Look through the material below. Copy each line that contains the string "Pearson".

══════════

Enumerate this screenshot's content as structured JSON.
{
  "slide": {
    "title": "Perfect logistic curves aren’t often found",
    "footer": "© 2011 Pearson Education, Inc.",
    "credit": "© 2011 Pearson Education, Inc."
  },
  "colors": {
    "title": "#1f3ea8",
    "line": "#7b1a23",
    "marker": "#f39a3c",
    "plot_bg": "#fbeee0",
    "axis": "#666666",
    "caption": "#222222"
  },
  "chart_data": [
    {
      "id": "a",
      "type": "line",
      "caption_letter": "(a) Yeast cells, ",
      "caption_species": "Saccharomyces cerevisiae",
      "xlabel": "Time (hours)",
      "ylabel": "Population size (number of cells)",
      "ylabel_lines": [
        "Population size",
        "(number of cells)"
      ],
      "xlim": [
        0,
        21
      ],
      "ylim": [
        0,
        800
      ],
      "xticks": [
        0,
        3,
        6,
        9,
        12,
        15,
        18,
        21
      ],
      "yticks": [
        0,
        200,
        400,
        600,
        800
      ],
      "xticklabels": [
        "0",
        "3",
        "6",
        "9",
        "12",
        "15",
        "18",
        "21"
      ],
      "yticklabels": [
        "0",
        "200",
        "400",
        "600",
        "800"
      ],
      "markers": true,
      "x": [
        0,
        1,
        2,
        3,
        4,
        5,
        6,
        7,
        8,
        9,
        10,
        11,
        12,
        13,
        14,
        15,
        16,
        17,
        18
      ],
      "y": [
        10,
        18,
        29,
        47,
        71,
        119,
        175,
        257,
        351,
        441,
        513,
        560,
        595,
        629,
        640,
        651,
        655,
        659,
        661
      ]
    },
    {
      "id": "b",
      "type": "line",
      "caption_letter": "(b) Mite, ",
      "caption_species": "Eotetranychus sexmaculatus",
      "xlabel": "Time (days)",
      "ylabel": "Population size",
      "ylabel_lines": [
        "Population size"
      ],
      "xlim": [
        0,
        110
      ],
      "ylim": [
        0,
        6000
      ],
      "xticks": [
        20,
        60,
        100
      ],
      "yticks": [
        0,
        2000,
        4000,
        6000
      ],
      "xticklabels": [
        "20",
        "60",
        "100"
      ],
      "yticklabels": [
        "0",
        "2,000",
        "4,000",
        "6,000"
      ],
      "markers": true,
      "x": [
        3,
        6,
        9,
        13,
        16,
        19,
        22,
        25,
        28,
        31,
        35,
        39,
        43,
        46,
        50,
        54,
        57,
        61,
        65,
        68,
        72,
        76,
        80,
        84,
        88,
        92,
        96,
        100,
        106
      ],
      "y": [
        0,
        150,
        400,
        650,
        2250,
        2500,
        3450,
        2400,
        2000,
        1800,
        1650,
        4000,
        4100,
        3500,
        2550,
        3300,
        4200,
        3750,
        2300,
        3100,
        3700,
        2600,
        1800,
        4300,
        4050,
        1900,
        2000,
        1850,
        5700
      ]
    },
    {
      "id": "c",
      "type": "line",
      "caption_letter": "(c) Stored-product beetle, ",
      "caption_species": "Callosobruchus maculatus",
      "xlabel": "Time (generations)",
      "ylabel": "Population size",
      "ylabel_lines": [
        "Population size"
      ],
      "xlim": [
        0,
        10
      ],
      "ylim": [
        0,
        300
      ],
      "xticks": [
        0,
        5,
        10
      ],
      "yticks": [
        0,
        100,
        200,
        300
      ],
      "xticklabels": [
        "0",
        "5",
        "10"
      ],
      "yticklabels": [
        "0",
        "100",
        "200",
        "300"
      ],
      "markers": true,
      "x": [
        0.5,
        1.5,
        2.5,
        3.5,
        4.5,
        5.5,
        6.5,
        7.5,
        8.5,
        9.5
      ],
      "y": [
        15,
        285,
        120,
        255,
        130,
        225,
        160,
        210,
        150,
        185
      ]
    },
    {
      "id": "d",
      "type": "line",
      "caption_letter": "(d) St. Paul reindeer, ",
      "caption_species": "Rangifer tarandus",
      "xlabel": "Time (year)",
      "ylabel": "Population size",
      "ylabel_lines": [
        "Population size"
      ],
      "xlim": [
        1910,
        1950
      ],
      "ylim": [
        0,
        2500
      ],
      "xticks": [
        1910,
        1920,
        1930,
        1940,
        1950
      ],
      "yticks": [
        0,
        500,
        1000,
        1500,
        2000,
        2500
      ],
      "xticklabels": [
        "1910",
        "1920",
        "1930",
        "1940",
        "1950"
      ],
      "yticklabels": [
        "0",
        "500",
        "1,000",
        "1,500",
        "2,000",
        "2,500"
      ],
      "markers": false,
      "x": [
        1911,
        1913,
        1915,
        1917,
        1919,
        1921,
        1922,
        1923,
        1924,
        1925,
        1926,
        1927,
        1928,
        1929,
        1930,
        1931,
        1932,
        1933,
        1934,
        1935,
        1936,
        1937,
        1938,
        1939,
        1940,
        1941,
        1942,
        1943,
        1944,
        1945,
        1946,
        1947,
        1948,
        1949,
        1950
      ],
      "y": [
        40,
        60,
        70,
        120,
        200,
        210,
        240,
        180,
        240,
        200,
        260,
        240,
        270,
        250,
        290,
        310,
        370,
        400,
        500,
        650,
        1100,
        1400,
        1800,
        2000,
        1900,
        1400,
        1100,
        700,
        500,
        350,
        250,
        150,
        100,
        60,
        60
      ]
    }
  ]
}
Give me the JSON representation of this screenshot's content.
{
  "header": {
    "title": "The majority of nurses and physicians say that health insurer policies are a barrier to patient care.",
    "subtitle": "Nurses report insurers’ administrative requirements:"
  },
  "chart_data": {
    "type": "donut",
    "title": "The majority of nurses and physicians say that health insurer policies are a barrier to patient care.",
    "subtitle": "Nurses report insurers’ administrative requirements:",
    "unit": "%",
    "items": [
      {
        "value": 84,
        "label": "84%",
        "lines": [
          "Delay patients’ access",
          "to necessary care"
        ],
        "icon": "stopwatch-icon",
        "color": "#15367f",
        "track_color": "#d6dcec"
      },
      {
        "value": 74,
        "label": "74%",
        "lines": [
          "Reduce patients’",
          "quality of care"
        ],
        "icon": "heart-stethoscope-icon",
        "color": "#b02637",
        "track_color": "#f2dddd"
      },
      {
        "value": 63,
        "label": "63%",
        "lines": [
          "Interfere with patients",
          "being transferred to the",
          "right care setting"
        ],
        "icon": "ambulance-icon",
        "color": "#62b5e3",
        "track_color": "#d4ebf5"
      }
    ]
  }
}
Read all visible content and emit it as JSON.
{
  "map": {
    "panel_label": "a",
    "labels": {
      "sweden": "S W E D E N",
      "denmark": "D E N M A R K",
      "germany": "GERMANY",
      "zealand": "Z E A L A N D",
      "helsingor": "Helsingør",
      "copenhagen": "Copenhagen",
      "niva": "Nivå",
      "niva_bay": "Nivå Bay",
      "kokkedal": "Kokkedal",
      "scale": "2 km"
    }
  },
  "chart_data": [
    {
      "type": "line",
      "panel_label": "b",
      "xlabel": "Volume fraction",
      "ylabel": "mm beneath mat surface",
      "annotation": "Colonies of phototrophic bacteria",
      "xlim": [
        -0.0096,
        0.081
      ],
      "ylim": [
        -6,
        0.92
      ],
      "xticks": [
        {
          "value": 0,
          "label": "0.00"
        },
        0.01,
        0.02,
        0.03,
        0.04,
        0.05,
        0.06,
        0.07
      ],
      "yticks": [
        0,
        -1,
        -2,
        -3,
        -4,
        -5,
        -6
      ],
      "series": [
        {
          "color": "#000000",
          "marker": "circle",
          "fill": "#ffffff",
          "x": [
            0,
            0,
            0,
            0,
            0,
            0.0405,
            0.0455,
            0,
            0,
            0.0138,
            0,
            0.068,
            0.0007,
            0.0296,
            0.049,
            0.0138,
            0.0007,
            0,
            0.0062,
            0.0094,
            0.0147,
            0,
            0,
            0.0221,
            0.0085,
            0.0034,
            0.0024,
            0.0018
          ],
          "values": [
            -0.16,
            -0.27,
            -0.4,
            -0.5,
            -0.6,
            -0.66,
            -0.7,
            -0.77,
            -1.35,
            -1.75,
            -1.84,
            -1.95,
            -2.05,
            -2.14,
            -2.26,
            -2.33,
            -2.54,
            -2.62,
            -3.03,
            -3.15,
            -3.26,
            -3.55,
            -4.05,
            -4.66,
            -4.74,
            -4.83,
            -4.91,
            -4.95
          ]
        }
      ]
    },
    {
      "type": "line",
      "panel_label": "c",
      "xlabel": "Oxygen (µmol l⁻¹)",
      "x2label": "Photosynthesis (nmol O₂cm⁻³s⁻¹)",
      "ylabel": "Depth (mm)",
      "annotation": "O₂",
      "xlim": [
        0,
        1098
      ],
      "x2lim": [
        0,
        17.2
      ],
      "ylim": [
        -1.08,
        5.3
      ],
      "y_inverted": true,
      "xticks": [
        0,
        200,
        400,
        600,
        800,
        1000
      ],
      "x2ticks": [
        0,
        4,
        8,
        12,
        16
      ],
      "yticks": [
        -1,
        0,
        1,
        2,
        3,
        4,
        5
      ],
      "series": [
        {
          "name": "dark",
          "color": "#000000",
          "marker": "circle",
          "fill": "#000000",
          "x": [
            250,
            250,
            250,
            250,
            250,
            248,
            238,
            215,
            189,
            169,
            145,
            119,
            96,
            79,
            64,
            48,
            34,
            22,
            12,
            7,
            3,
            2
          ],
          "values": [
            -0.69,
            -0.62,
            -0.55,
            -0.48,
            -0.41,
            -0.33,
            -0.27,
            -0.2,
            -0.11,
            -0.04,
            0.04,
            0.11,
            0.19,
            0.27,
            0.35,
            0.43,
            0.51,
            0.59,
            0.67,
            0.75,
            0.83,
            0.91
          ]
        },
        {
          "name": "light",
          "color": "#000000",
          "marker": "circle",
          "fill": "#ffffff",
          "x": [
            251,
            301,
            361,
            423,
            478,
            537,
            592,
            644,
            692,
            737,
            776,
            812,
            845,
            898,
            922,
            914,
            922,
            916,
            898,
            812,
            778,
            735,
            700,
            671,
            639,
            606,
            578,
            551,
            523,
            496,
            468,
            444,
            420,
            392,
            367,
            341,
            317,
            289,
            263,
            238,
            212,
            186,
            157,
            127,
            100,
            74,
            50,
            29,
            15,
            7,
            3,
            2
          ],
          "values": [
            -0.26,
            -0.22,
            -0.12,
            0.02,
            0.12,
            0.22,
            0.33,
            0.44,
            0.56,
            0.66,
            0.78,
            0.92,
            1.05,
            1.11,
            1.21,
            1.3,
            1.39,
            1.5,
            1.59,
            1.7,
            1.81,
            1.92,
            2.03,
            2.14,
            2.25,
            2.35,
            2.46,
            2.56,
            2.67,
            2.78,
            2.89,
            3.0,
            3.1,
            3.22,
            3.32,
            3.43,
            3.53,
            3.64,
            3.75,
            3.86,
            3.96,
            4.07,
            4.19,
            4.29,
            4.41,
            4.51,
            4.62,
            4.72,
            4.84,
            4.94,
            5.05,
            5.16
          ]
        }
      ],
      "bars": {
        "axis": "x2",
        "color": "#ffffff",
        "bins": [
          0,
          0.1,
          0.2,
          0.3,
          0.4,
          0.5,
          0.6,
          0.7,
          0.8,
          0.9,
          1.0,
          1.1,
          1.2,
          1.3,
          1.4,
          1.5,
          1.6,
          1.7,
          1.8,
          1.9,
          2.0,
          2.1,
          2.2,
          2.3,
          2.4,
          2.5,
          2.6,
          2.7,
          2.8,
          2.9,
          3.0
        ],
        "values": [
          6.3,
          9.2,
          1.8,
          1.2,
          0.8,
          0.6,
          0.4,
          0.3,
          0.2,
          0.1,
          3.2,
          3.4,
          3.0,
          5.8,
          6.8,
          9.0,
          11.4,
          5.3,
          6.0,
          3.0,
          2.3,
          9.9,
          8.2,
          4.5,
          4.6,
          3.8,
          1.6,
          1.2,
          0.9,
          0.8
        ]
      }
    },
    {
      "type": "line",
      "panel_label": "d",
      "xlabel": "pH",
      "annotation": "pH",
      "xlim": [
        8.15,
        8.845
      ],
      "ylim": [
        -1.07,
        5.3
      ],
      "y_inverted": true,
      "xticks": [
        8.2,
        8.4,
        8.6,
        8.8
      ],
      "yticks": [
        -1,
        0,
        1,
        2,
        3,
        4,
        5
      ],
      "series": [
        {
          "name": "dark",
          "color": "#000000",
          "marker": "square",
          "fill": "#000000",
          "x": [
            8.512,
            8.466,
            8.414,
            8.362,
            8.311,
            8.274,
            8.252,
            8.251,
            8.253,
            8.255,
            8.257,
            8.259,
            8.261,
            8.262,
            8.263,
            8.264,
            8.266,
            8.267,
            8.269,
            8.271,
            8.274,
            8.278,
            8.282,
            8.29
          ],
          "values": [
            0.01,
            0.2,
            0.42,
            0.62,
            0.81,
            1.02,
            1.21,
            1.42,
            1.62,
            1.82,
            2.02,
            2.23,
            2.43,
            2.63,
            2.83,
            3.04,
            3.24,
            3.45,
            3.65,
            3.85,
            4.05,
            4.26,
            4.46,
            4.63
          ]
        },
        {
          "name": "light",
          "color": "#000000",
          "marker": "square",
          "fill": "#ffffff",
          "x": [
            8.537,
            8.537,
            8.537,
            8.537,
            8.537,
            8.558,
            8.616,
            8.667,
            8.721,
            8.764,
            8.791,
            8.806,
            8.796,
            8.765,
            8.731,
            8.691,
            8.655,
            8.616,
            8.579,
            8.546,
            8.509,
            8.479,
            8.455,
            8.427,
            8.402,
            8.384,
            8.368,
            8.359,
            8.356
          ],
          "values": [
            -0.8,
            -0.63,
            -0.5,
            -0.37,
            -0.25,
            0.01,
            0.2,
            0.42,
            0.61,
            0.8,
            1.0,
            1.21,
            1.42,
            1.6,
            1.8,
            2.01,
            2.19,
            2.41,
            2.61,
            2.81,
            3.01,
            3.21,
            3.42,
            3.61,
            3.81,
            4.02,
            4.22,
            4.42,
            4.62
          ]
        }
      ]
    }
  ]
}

══════════

• OUTPUT FOR THIS EXERCISE:
    "footer": "© 2011 Pearson Education, Inc.",
    "credit": "© 2011 Pearson Education, Inc."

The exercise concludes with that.